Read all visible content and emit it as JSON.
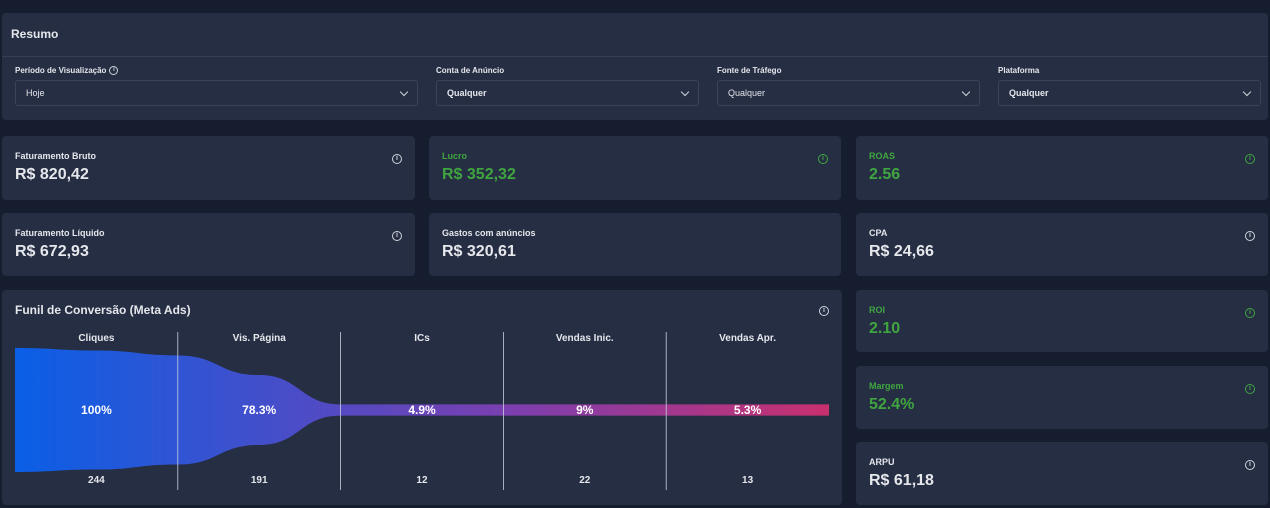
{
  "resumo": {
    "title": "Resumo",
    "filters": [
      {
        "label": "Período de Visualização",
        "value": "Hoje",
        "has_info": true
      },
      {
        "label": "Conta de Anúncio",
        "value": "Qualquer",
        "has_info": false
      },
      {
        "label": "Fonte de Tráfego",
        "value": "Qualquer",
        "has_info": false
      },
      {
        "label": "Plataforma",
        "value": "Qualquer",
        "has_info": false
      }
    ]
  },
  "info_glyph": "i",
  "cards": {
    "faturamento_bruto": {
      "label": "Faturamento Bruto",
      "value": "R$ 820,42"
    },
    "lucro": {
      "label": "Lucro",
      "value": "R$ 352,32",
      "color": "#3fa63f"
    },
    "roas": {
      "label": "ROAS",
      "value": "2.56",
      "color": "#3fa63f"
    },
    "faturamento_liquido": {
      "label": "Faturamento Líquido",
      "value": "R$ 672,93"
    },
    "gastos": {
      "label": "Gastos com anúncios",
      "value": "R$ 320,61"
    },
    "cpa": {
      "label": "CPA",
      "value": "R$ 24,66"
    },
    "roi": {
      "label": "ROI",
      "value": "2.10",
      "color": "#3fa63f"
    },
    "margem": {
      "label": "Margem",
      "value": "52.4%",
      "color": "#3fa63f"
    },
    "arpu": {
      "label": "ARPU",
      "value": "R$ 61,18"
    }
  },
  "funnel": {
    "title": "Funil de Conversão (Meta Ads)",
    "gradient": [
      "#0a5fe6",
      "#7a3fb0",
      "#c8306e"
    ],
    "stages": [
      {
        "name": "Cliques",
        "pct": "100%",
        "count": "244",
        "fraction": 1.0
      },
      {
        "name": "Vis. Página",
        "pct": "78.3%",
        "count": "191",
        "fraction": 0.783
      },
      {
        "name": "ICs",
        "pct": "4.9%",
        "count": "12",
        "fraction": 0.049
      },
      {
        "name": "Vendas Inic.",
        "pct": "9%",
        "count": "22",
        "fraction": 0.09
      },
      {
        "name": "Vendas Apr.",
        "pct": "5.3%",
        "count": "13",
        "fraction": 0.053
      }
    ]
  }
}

********************

- Instructions for the task: Copy each line of the records precisely and drop any images they hold.

- Response to the exercise:
Read all visible content and emit it as JSON.
{
  "resumo": {
    "title": "Resumo",
    "filters": [
      {
        "label": "Período de Visualização",
        "value": "Hoje",
        "has_info": true
      },
      {
        "label": "Conta de Anúncio",
        "value": "Qualquer",
        "has_info": false
      },
      {
        "label": "Fonte de Tráfego",
        "value": "Qualquer",
        "has_info": false
      },
      {
        "label": "Plataforma",
        "value": "Qualquer",
        "has_info": false
      }
    ]
  },
  "info_glyph": "i",
  "cards": {
    "faturamento_bruto": {
      "label": "Faturamento Bruto",
      "value": "R$ 820,42"
    },
    "lucro": {
      "label": "Lucro",
      "value": "R$ 352,32",
      "color": "#3fa63f"
    },
    "roas": {
      "label": "ROAS",
      "value": "2.56",
      "color": "#3fa63f"
    },
    "faturamento_liquido": {
      "label": "Faturamento Líquido",
      "value": "R$ 672,93"
    },
    "gastos": {
      "label": "Gastos com anúncios",
      "value": "R$ 320,61"
    },
    "cpa": {
      "label": "CPA",
      "value": "R$ 24,66"
    },
    "roi": {
      "label": "ROI",
      "value": "2.10",
      "color": "#3fa63f"
    },
    "margem": {
      "label": "Margem",
      "value": "52.4%",
      "color": "#3fa63f"
    },
    "arpu": {
      "label": "ARPU",
      "value": "R$ 61,18"
    }
  },
  "funnel": {
    "title": "Funil de Conversão (Meta Ads)",
    "gradient": [
      "#0a5fe6",
      "#7a3fb0",
      "#c8306e"
    ],
    "stages": [
      {
        "name": "Cliques",
        "pct": "100%",
        "count": "244",
        "fraction": 1.0
      },
      {
        "name": "Vis. Página",
        "pct": "78.3%",
        "count": "191",
        "fraction": 0.783
      },
      {
        "name": "ICs",
        "pct": "4.9%",
        "count": "12",
        "fraction": 0.049
      },
      {
        "name": "Vendas Inic.",
        "pct": "9%",
        "count": "22",
        "fraction": 0.09
      },
      {
        "name": "Vendas Apr.",
        "pct": "5.3%",
        "count": "13",
        "fraction": 0.053
      }
    ]
  }
}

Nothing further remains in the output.